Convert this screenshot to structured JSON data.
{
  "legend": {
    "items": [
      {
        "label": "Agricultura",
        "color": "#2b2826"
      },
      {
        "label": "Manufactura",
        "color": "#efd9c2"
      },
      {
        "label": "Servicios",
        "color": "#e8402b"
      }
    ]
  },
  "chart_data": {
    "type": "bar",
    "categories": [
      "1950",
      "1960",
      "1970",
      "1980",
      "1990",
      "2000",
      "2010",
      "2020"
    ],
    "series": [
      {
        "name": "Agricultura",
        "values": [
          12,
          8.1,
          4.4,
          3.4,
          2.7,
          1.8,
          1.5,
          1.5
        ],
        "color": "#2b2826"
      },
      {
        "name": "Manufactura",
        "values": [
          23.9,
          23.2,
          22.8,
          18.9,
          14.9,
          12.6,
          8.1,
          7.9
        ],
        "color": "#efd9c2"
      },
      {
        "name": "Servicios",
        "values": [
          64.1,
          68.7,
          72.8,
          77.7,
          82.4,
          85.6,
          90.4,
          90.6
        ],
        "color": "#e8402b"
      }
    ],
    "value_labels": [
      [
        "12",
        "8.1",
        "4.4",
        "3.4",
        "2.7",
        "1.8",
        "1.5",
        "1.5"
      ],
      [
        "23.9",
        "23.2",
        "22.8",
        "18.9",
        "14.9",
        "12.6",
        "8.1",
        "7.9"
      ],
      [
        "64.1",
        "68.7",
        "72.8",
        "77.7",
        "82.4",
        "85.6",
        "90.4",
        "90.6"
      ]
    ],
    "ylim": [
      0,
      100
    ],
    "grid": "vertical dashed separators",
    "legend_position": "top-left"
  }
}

————————

Search the data for "name". Copy every matching line.

        "name": "Agricultura",
        "name": "Manufactura",
        "name": "Servicios",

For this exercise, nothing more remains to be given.